[start Provided entries]
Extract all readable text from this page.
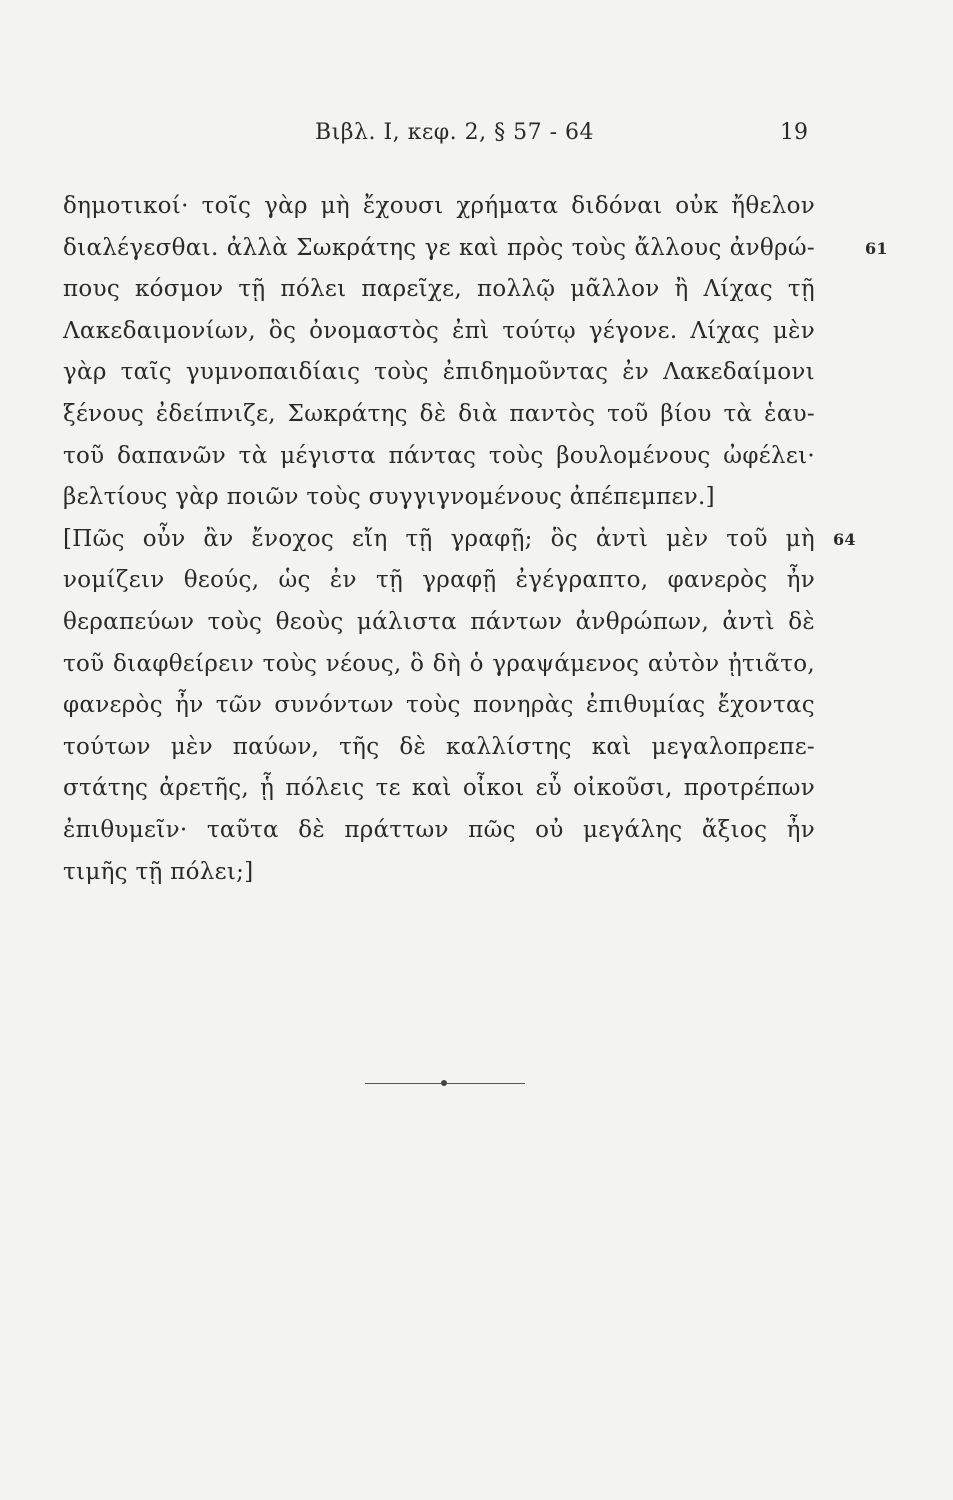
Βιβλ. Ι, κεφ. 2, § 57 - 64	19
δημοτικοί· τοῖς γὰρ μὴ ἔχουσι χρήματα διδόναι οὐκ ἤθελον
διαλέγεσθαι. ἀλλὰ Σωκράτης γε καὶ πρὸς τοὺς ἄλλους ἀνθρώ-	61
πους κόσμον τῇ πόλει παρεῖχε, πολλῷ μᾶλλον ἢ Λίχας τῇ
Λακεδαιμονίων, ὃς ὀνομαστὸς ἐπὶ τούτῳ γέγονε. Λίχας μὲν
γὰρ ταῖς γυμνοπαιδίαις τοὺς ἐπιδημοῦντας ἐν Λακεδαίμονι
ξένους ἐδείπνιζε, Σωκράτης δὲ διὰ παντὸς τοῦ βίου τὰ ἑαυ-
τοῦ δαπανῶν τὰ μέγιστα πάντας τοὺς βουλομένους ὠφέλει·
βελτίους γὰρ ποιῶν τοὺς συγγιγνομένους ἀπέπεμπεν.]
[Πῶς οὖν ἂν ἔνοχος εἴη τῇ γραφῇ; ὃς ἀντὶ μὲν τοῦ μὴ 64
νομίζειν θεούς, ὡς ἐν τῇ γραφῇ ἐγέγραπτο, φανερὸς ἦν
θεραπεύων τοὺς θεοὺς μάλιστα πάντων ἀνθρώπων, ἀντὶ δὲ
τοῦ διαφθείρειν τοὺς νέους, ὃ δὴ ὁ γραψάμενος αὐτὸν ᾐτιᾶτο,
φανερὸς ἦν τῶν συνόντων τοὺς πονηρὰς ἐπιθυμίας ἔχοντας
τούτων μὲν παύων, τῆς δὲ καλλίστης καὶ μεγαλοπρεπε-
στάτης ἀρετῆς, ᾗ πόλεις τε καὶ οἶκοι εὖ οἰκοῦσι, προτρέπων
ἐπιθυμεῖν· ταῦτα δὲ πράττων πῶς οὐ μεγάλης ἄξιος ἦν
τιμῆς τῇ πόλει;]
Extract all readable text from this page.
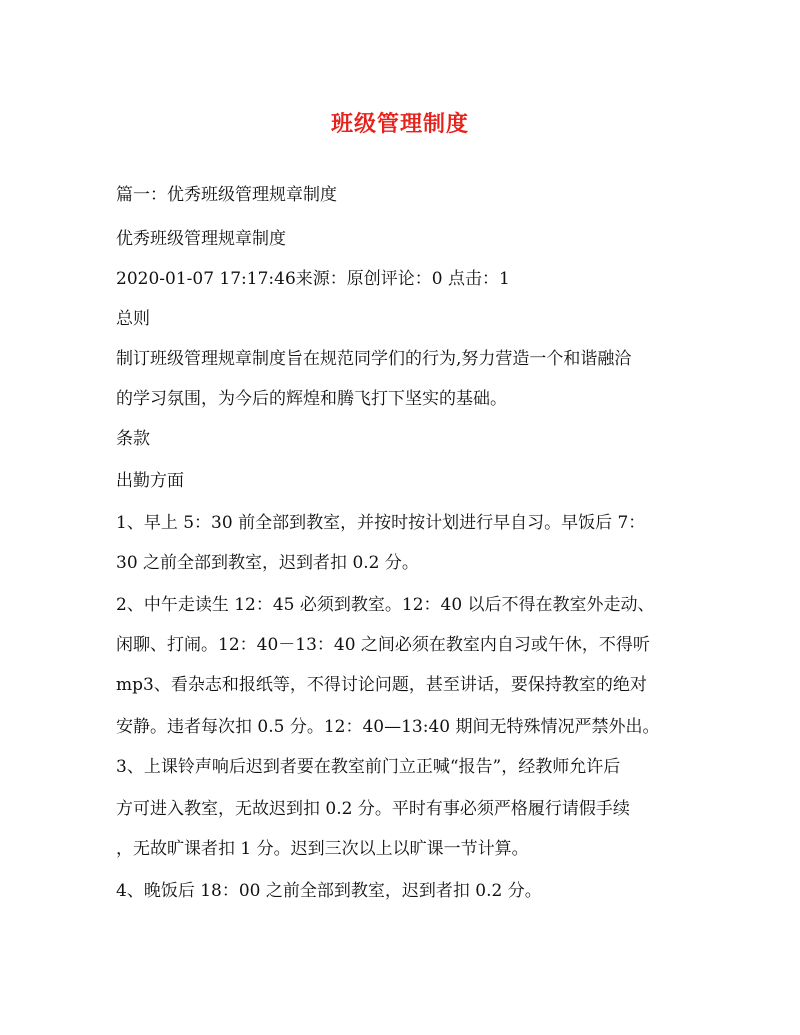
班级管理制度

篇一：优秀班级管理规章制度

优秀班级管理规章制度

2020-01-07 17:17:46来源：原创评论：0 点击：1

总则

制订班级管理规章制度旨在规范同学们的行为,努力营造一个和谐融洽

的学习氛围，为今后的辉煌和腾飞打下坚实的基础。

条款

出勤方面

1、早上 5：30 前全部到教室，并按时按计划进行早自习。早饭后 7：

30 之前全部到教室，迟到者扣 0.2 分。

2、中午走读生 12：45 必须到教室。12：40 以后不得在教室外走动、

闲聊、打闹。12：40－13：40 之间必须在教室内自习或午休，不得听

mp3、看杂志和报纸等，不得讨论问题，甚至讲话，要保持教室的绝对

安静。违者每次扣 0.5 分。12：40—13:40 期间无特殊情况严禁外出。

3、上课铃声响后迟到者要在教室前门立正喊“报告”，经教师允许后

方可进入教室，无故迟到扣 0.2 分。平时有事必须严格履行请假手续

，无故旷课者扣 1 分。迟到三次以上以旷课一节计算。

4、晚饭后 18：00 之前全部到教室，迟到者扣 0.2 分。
[end Provided entries]
[start Provided entries]
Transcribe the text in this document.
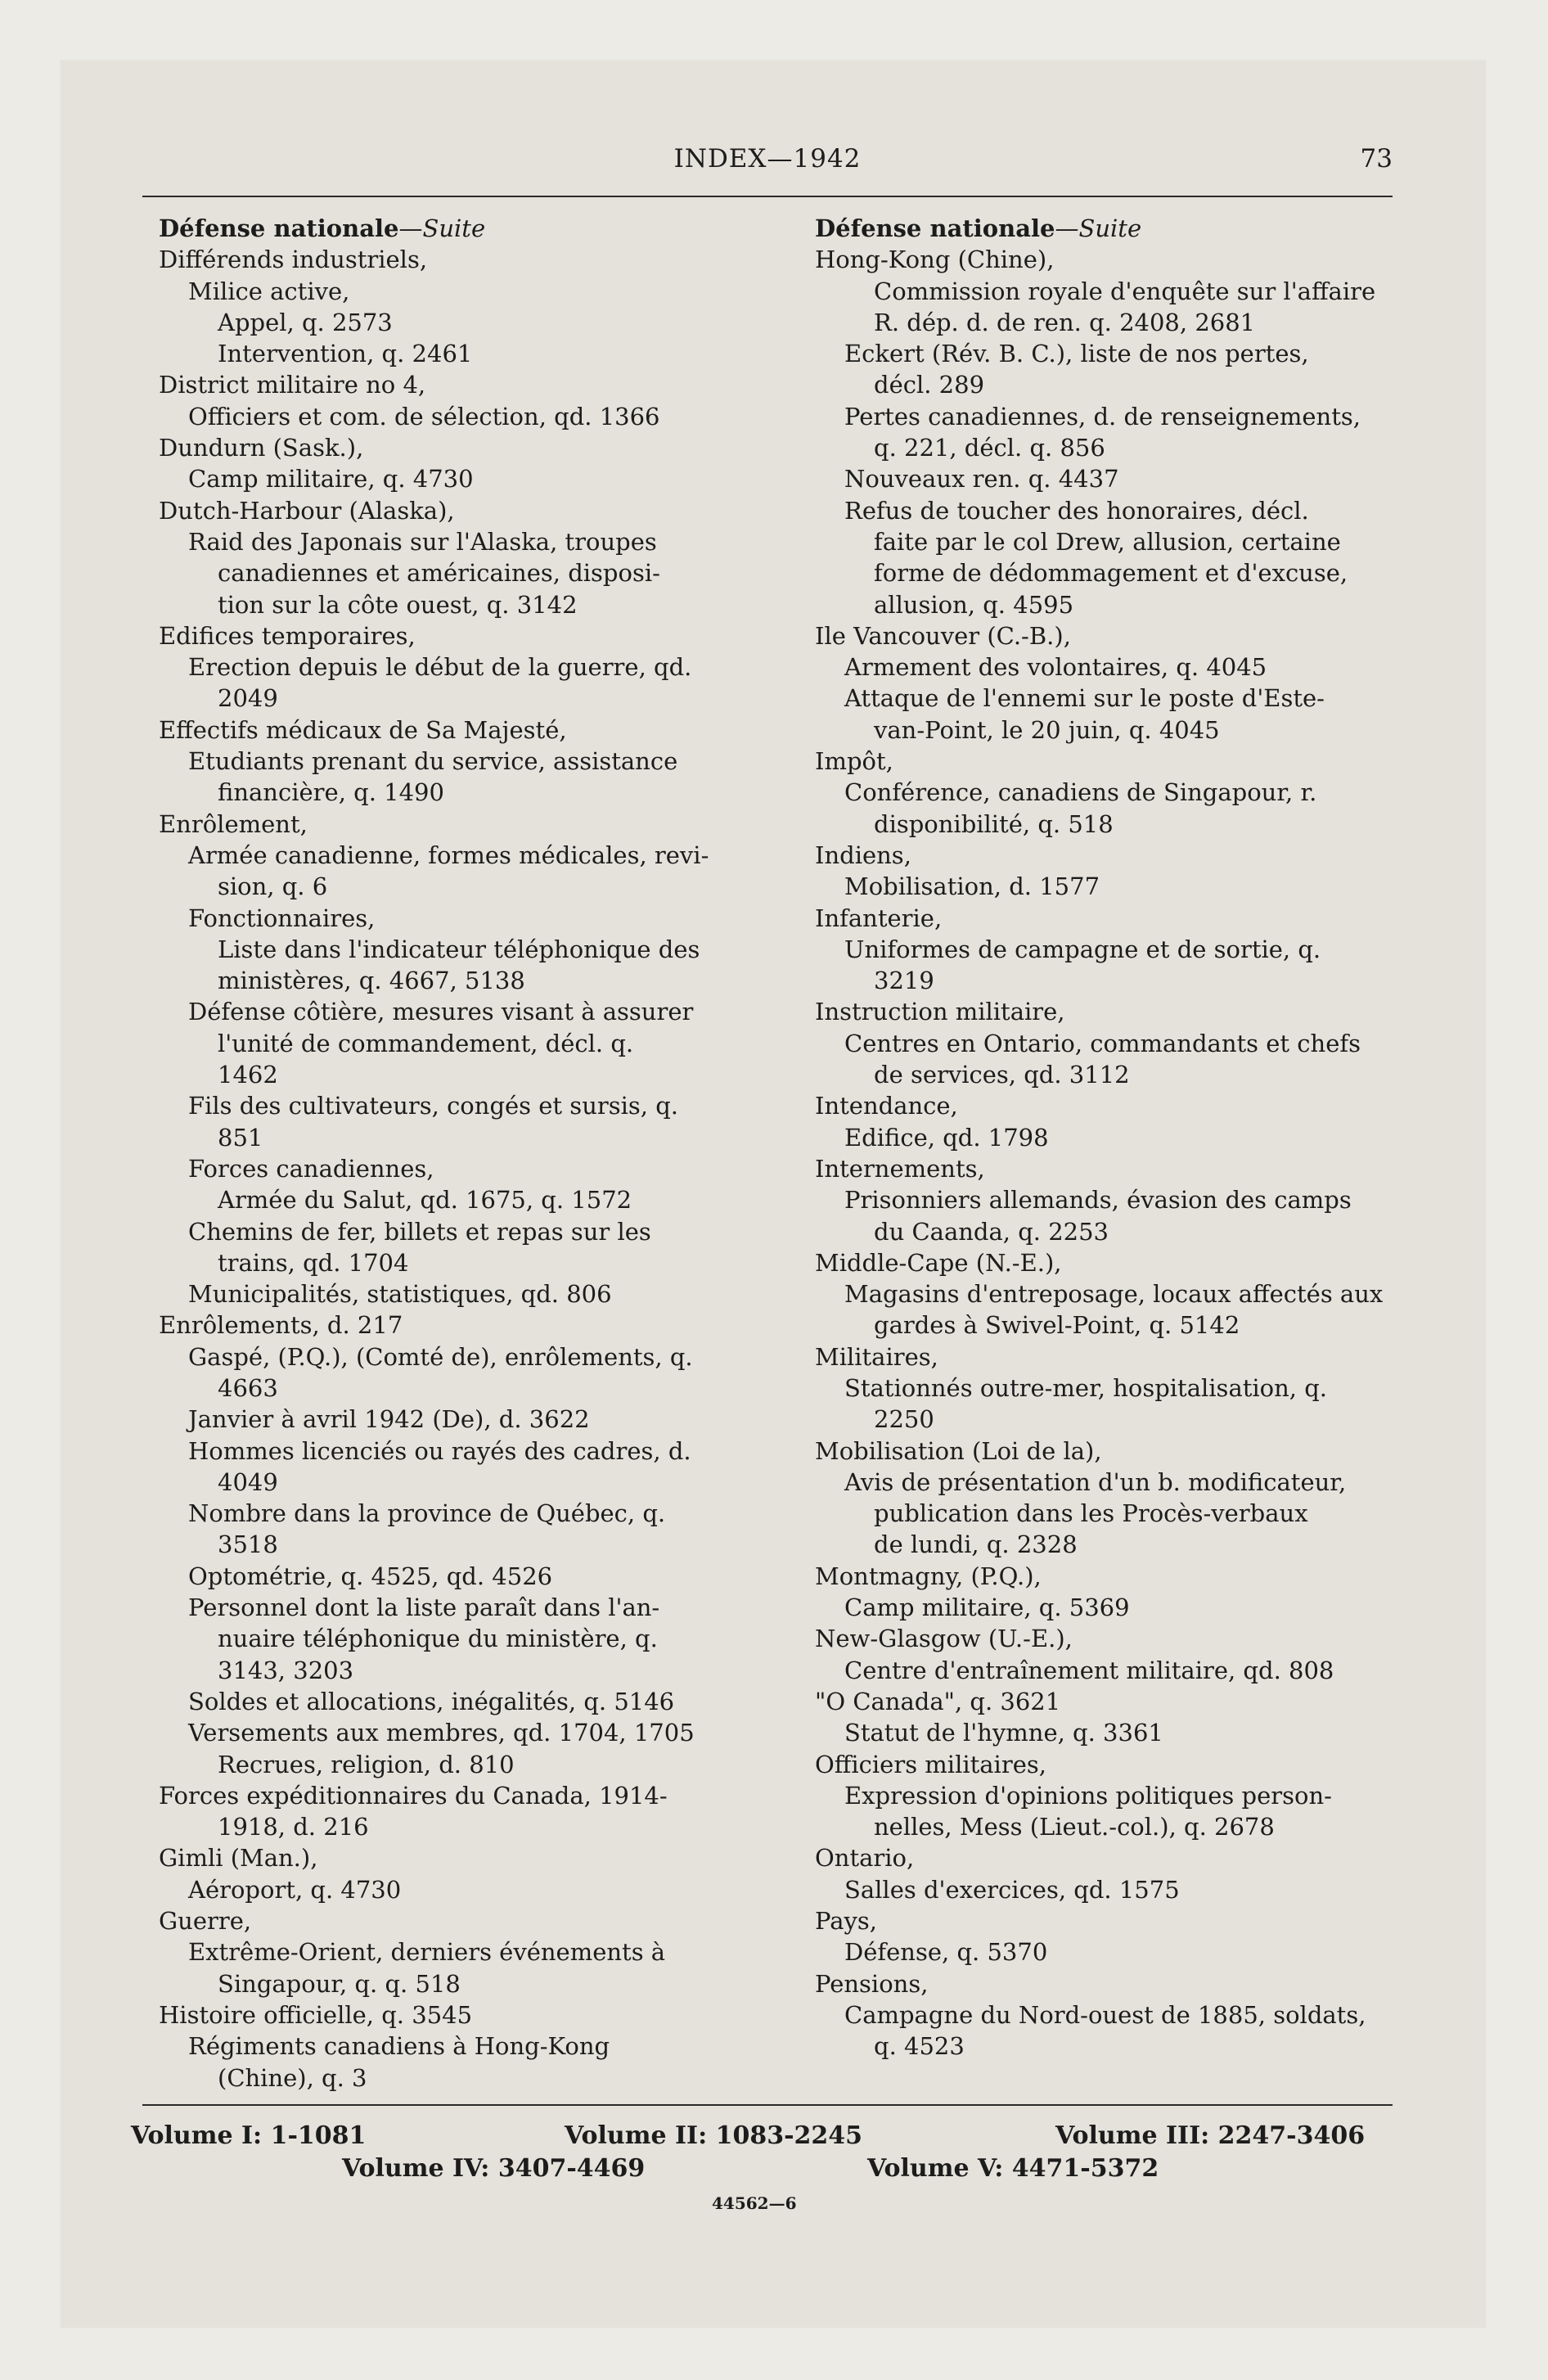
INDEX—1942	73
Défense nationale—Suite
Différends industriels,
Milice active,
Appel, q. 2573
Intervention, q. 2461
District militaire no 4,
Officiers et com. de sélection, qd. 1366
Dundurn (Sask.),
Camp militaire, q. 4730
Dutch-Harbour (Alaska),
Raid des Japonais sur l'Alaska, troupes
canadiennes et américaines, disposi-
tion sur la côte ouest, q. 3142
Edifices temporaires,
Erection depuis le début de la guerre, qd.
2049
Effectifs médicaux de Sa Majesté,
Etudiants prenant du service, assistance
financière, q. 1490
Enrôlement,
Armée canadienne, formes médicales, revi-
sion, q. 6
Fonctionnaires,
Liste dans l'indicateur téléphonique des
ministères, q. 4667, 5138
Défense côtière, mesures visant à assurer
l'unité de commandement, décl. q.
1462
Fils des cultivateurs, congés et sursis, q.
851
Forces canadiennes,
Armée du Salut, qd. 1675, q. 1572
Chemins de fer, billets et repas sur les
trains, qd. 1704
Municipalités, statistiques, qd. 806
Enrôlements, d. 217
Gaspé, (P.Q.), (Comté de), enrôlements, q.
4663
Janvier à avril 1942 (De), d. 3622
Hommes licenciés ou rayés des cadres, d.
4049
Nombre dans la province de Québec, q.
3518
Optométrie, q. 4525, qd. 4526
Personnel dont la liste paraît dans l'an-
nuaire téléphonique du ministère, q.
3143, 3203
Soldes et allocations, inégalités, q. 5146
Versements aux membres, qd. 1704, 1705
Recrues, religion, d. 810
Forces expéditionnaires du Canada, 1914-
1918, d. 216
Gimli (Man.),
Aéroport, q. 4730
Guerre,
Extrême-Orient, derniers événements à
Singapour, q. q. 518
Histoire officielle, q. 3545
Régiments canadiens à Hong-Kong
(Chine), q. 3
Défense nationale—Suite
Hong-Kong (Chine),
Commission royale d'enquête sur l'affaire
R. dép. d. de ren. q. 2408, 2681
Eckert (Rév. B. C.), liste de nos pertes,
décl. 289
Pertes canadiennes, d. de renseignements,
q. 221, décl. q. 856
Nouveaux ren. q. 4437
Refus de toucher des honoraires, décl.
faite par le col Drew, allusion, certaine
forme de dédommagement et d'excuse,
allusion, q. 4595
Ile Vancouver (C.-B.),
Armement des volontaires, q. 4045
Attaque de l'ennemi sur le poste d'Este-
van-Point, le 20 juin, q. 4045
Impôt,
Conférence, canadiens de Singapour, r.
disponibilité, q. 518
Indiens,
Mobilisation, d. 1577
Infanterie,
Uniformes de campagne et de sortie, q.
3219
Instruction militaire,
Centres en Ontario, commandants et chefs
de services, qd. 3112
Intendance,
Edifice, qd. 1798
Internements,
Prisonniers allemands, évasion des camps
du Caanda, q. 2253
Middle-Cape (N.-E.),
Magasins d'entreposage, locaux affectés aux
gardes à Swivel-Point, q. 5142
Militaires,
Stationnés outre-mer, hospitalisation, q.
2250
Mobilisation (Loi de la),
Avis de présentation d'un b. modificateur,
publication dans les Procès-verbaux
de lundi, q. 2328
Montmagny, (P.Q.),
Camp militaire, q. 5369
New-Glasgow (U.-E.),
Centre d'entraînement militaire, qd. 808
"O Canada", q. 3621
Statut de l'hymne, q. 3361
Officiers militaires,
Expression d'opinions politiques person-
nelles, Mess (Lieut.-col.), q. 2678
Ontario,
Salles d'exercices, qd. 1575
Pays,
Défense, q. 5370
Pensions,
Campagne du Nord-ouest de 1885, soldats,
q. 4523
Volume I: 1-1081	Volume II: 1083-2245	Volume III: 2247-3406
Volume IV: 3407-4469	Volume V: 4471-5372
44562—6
[end Provided entries]
▶ What the task requires:
Return all lines containing "Officiers".

▶ Final result:
Officiers et com. de sélection, qd. 1366
Officiers militaires,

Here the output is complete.